**WRITTEN EXERCISE:** Return each of the records below line for line and unchanged, but leave out the pictures.

**GIVEN RECORDS:**
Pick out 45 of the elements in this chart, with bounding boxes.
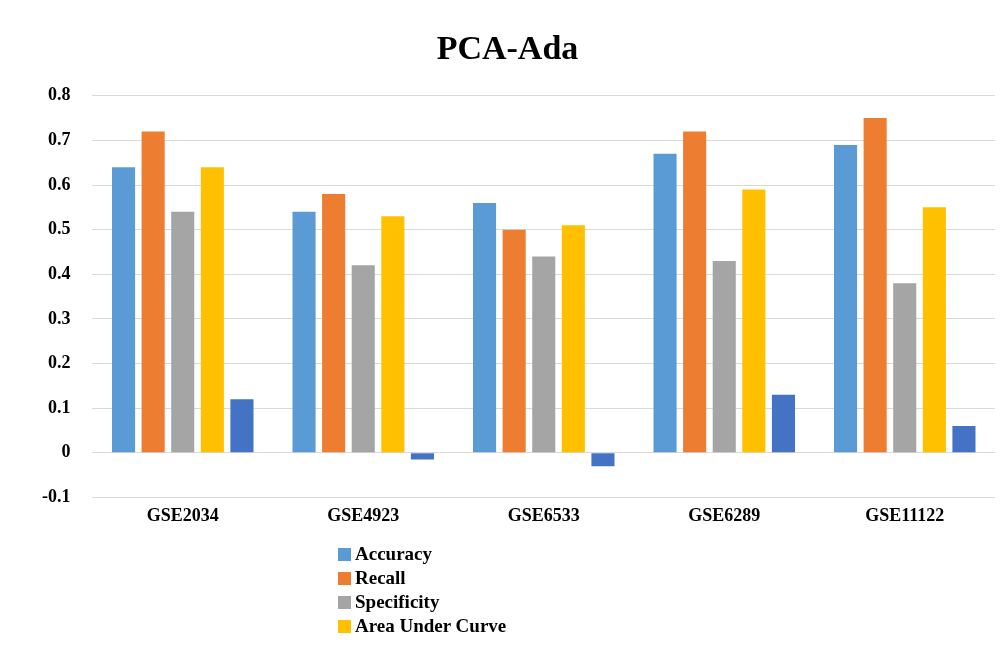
bar <box>893 283 917 453</box>
y-tick-label: 0.8 <box>47 84 71 105</box>
bar <box>141 131 165 453</box>
y-tick-label: -0.1 <box>41 486 71 507</box>
x-tick-label: GSE11122 <box>865 504 945 525</box>
chart-title: PCA-Ada <box>436 29 579 67</box>
bar <box>292 211 316 453</box>
x-tick-label: GSE6533 <box>507 504 580 525</box>
bar <box>561 225 585 453</box>
x-tick-label: GSE2034 <box>146 504 219 525</box>
bar <box>532 256 556 453</box>
bar <box>922 207 946 453</box>
legend-label: Specificity <box>355 590 440 614</box>
bar <box>591 453 615 467</box>
legend-label: Area Under Curve <box>355 614 507 638</box>
bar <box>171 211 195 453</box>
bar <box>834 144 858 453</box>
y-tick-label: 0.1 <box>47 396 71 417</box>
y-tick-label: 0.4 <box>47 262 71 283</box>
bar <box>200 167 224 453</box>
y-tick-label: 0.6 <box>47 173 71 194</box>
bar <box>771 394 795 453</box>
x-tick-label: GSE6289 <box>688 504 761 525</box>
bar <box>322 193 346 453</box>
legend-label: Recall <box>355 566 406 590</box>
bar <box>410 453 434 460</box>
bar <box>952 426 976 453</box>
y-tick-label: 0.7 <box>47 129 71 150</box>
bar <box>502 229 526 453</box>
bar <box>683 131 707 453</box>
bar <box>473 202 497 453</box>
bar <box>351 265 375 453</box>
legend-label: Accuracy <box>355 542 433 566</box>
y-tick-label: 0 <box>61 441 71 462</box>
bar <box>653 153 677 453</box>
bar <box>230 399 254 453</box>
y-tick-label: 0.3 <box>47 307 71 328</box>
bar <box>712 260 736 453</box>
bar <box>742 189 766 453</box>
bar <box>381 216 405 453</box>
y-tick-label: 0.2 <box>47 352 71 373</box>
x-tick-label: GSE4923 <box>327 504 400 525</box>
bar <box>112 167 136 453</box>
y-tick-label: 0.5 <box>47 218 71 239</box>
bar <box>863 118 887 453</box>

**TASK RESULT:**
Pick out 45 of the elements in this chart, with bounding boxes.
bar <box>893 283 917 453</box>
y-tick-label: 0.8 <box>47 84 71 105</box>
bar <box>141 131 165 453</box>
y-tick-label: -0.1 <box>41 486 71 507</box>
x-tick-label: GSE11122 <box>865 504 945 525</box>
chart-title: PCA-Ada <box>436 29 579 67</box>
bar <box>292 211 316 453</box>
x-tick-label: GSE6533 <box>507 504 580 525</box>
bar <box>561 225 585 453</box>
x-tick-label: GSE2034 <box>146 504 219 525</box>
bar <box>532 256 556 453</box>
bar <box>922 207 946 453</box>
legend-label: Specificity <box>355 590 440 614</box>
bar <box>591 453 615 467</box>
legend-label: Area Under Curve <box>355 614 507 638</box>
bar <box>171 211 195 453</box>
bar <box>834 144 858 453</box>
y-tick-label: 0.1 <box>47 396 71 417</box>
y-tick-label: 0.4 <box>47 262 71 283</box>
bar <box>200 167 224 453</box>
y-tick-label: 0.6 <box>47 173 71 194</box>
bar <box>771 394 795 453</box>
x-tick-label: GSE6289 <box>688 504 761 525</box>
bar <box>322 193 346 453</box>
legend-label: Recall <box>355 566 406 590</box>
bar <box>410 453 434 460</box>
bar <box>952 426 976 453</box>
y-tick-label: 0.7 <box>47 129 71 150</box>
bar <box>502 229 526 453</box>
bar <box>683 131 707 453</box>
bar <box>473 202 497 453</box>
bar <box>351 265 375 453</box>
legend-label: Accuracy <box>355 542 433 566</box>
y-tick-label: 0 <box>61 441 71 462</box>
bar <box>653 153 677 453</box>
bar <box>230 399 254 453</box>
y-tick-label: 0.3 <box>47 307 71 328</box>
bar <box>712 260 736 453</box>
bar <box>742 189 766 453</box>
bar <box>381 216 405 453</box>
y-tick-label: 0.2 <box>47 352 71 373</box>
x-tick-label: GSE4923 <box>327 504 400 525</box>
bar <box>112 167 136 453</box>
y-tick-label: 0.5 <box>47 218 71 239</box>
bar <box>863 118 887 453</box>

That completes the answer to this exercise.